Data supplied:
-- -- --

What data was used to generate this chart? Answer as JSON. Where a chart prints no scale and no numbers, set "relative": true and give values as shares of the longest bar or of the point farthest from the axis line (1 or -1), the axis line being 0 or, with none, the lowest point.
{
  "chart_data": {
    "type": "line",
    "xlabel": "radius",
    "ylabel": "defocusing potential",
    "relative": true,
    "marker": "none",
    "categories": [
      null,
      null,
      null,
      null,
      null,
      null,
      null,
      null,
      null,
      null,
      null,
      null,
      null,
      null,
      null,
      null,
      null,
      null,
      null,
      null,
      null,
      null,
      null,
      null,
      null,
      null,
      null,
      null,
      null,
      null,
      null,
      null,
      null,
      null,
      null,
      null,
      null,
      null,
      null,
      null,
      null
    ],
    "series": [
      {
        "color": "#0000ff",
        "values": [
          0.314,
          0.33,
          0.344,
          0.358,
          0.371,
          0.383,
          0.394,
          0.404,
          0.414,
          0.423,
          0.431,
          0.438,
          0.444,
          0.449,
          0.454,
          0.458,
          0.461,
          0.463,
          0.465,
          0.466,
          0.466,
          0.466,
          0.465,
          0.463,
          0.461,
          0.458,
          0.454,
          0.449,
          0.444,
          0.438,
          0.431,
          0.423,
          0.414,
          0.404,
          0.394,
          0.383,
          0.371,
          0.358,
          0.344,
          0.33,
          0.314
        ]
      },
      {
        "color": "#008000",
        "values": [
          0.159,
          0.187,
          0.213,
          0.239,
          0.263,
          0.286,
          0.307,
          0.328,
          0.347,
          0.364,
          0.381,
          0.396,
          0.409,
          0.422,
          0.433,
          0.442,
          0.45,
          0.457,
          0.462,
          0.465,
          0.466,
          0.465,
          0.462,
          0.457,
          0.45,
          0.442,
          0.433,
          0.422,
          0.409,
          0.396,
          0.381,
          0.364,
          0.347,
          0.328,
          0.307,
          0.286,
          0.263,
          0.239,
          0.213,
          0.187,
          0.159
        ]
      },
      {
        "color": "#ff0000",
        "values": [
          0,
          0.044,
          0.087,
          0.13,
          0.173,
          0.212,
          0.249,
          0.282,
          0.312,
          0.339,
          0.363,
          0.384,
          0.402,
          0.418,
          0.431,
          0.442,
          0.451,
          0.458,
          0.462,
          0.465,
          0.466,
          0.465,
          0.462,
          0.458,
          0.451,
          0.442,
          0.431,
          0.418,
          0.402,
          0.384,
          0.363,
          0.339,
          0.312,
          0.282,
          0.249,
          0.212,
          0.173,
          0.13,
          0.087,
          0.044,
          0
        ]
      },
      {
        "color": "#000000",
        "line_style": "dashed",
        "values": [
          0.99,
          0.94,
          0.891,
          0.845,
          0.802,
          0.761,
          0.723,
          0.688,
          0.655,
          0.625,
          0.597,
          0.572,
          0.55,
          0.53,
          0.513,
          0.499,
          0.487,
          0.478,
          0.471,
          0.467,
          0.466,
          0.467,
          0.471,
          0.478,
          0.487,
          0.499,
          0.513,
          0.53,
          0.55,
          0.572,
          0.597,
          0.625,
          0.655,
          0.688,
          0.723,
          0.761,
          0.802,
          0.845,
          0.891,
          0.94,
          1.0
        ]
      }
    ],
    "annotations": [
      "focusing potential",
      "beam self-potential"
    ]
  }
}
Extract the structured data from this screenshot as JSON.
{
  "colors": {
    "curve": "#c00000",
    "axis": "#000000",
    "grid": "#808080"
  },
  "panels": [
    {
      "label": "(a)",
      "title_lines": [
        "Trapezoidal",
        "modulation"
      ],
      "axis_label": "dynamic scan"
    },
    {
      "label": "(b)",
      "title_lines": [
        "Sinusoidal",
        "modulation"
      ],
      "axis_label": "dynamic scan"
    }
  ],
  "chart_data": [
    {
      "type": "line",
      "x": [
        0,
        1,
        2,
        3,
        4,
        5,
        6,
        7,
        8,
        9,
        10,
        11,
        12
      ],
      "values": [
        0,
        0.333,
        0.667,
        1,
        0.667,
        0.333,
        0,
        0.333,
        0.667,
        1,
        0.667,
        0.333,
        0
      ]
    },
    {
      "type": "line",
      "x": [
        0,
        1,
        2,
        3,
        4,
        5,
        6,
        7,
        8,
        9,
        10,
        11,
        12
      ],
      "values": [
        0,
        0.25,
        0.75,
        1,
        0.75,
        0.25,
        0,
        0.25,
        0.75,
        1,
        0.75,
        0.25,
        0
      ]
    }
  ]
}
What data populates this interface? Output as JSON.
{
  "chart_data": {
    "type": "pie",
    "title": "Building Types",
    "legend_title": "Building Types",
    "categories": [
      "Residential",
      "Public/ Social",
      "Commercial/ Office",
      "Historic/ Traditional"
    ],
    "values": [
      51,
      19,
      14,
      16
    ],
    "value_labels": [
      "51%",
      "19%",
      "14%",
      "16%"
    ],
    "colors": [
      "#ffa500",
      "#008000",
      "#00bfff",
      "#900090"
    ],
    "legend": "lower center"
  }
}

-- -- --

Problem to work on: Repeat all of the records above exactly as written.

Result of this task:
What data was used to generate this chart? Answer as JSON. Where a chart prints no scale and no numbers, set "relative": true and give values as shares of the longest bar or of the point farthest from the axis line (1 or -1), the axis line being 0 or, with none, the lowest point.
{
  "chart_data": {
    "type": "line",
    "xlabel": "radius",
    "ylabel": "defocusing potential",
    "relative": true,
    "marker": "none",
    "categories": [
      null,
      null,
      null,
      null,
      null,
      null,
      null,
      null,
      null,
      null,
      null,
      null,
      null,
      null,
      null,
      null,
      null,
      null,
      null,
      null,
      null,
      null,
      null,
      null,
      null,
      null,
      null,
      null,
      null,
      null,
      null,
      null,
      null,
      null,
      null,
      null,
      null,
      null,
      null,
      null,
      null
    ],
    "series": [
      {
        "color": "#0000ff",
        "values": [
          0.314,
          0.33,
          0.344,
          0.358,
          0.371,
          0.383,
          0.394,
          0.404,
          0.414,
          0.423,
          0.431,
          0.438,
          0.444,
          0.449,
          0.454,
          0.458,
          0.461,
          0.463,
          0.465,
          0.466,
          0.466,
          0.466,
          0.465,
          0.463,
          0.461,
          0.458,
          0.454,
          0.449,
          0.444,
          0.438,
          0.431,
          0.423,
          0.414,
          0.404,
          0.394,
          0.383,
          0.371,
          0.358,
          0.344,
          0.33,
          0.314
        ]
      },
      {
        "color": "#008000",
        "values": [
          0.159,
          0.187,
          0.213,
          0.239,
          0.263,
          0.286,
          0.307,
          0.328,
          0.347,
          0.364,
          0.381,
          0.396,
          0.409,
          0.422,
          0.433,
          0.442,
          0.45,
          0.457,
          0.462,
          0.465,
          0.466,
          0.465,
          0.462,
          0.457,
          0.45,
          0.442,
          0.433,
          0.422,
          0.409,
          0.396,
          0.381,
          0.364,
          0.347,
          0.328,
          0.307,
          0.286,
          0.263,
          0.239,
          0.213,
          0.187,
          0.159
        ]
      },
      {
        "color": "#ff0000",
        "values": [
          0,
          0.044,
          0.087,
          0.13,
          0.173,
          0.212,
          0.249,
          0.282,
          0.312,
          0.339,
          0.363,
          0.384,
          0.402,
          0.418,
          0.431,
          0.442,
          0.451,
          0.458,
          0.462,
          0.465,
          0.466,
          0.465,
          0.462,
          0.458,
          0.451,
          0.442,
          0.431,
          0.418,
          0.402,
          0.384,
          0.363,
          0.339,
          0.312,
          0.282,
          0.249,
          0.212,
          0.173,
          0.13,
          0.087,
          0.044,
          0
        ]
      },
      {
        "color": "#000000",
        "line_style": "dashed",
        "values": [
          0.99,
          0.94,
          0.891,
          0.845,
          0.802,
          0.761,
          0.723,
          0.688,
          0.655,
          0.625,
          0.597,
          0.572,
          0.55,
          0.53,
          0.513,
          0.499,
          0.487,
          0.478,
          0.471,
          0.467,
          0.466,
          0.467,
          0.471,
          0.478,
          0.487,
          0.499,
          0.513,
          0.53,
          0.55,
          0.572,
          0.597,
          0.625,
          0.655,
          0.688,
          0.723,
          0.761,
          0.802,
          0.845,
          0.891,
          0.94,
          1.0
        ]
      }
    ],
    "annotations": [
      "focusing potential",
      "beam self-potential"
    ]
  }
}
Extract the structured data from this screenshot as JSON.
{
  "colors": {
    "curve": "#c00000",
    "axis": "#000000",
    "grid": "#808080"
  },
  "panels": [
    {
      "label": "(a)",
      "title_lines": [
        "Trapezoidal",
        "modulation"
      ],
      "axis_label": "dynamic scan"
    },
    {
      "label": "(b)",
      "title_lines": [
        "Sinusoidal",
        "modulation"
      ],
      "axis_label": "dynamic scan"
    }
  ],
  "chart_data": [
    {
      "type": "line",
      "x": [
        0,
        1,
        2,
        3,
        4,
        5,
        6,
        7,
        8,
        9,
        10,
        11,
        12
      ],
      "values": [
        0,
        0.333,
        0.667,
        1,
        0.667,
        0.333,
        0,
        0.333,
        0.667,
        1,
        0.667,
        0.333,
        0
      ]
    },
    {
      "type": "line",
      "x": [
        0,
        1,
        2,
        3,
        4,
        5,
        6,
        7,
        8,
        9,
        10,
        11,
        12
      ],
      "values": [
        0,
        0.25,
        0.75,
        1,
        0.75,
        0.25,
        0,
        0.25,
        0.75,
        1,
        0.75,
        0.25,
        0
      ]
    }
  ]
}
What data populates this interface? Output as JSON.
{
  "chart_data": {
    "type": "pie",
    "title": "Building Types",
    "legend_title": "Building Types",
    "categories": [
      "Residential",
      "Public/ Social",
      "Commercial/ Office",
      "Historic/ Traditional"
    ],
    "values": [
      51,
      19,
      14,
      16
    ],
    "value_labels": [
      "51%",
      "19%",
      "14%",
      "16%"
    ],
    "colors": [
      "#ffa500",
      "#008000",
      "#00bfff",
      "#900090"
    ],
    "legend": "lower center"
  }
}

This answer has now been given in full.